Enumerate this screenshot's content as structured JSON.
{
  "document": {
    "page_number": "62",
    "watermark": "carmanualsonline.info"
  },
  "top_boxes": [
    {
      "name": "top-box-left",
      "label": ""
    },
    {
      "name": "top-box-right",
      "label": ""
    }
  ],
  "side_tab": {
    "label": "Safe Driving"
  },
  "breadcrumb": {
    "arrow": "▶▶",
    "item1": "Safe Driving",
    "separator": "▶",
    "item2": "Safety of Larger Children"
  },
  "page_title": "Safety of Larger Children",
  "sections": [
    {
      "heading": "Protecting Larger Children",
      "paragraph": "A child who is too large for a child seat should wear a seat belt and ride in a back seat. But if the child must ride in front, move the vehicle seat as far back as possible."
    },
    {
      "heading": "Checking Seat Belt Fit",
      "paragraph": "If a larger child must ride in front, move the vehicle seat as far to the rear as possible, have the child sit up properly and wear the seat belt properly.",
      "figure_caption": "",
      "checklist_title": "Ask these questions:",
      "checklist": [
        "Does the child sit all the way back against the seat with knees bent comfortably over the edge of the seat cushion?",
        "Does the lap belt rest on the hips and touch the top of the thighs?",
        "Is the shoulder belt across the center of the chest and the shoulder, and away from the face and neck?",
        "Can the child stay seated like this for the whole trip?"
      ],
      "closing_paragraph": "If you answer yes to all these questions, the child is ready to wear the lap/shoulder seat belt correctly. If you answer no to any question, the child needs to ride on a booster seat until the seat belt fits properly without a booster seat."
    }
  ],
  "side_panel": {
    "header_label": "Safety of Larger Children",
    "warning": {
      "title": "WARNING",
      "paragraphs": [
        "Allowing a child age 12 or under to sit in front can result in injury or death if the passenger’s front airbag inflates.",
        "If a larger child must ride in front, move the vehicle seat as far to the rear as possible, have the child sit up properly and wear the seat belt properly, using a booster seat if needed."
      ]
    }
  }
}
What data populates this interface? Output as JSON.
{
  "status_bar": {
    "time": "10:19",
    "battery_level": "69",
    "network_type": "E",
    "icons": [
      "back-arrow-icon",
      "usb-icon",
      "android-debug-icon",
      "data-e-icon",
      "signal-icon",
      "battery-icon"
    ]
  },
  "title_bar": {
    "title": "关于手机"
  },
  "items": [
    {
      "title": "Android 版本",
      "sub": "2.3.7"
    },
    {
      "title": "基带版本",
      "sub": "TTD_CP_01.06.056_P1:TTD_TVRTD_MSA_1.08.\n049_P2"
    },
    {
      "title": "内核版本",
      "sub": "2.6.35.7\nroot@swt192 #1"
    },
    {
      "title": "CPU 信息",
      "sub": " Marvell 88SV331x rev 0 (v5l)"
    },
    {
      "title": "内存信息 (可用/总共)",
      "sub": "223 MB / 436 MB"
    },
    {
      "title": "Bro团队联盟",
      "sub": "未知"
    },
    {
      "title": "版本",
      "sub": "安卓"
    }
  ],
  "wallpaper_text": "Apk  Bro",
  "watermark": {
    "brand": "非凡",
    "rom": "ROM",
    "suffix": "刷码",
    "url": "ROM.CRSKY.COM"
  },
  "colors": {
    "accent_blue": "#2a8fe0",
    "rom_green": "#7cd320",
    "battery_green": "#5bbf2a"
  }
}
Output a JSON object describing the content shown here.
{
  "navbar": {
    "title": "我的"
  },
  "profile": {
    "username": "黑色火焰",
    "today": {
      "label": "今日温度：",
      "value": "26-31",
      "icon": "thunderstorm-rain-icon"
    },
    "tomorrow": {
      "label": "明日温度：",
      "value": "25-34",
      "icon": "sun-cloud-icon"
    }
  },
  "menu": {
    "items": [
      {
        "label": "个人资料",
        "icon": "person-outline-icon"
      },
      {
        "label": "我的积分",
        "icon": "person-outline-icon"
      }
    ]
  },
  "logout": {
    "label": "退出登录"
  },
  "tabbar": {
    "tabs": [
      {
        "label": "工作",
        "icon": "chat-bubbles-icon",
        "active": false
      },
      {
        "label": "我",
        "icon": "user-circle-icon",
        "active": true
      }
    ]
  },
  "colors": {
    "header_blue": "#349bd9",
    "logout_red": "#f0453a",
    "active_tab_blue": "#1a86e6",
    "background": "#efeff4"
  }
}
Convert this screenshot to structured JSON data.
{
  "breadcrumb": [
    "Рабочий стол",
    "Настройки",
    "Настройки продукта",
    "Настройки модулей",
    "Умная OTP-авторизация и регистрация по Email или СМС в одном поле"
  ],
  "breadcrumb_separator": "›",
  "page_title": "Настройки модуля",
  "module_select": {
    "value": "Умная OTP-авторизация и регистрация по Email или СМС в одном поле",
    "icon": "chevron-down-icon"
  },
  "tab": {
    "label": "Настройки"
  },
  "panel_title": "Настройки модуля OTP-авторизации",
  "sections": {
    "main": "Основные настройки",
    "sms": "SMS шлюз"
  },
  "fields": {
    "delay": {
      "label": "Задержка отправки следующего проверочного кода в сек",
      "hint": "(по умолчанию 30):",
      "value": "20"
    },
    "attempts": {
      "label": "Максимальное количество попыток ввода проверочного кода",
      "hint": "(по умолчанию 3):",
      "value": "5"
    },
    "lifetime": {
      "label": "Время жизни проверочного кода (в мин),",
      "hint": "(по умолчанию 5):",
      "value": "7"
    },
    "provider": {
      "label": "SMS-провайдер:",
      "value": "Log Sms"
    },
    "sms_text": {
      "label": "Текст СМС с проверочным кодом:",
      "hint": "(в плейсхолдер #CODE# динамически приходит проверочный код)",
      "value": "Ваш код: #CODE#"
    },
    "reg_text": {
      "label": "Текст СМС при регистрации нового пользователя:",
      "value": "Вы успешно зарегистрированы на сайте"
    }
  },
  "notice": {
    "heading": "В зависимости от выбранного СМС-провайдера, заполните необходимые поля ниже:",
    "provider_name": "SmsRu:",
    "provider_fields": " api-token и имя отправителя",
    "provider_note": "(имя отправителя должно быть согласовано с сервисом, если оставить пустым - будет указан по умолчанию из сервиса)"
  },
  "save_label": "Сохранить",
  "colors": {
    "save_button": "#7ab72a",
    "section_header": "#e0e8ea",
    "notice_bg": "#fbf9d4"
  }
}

→ Stated task: Find the word "Текст" in the data and show each line that holds it.

→ Task result:
      "label": "Текст СМС с проверочным кодом:",
      "label": "Текст СМС при регистрации нового пользователя:",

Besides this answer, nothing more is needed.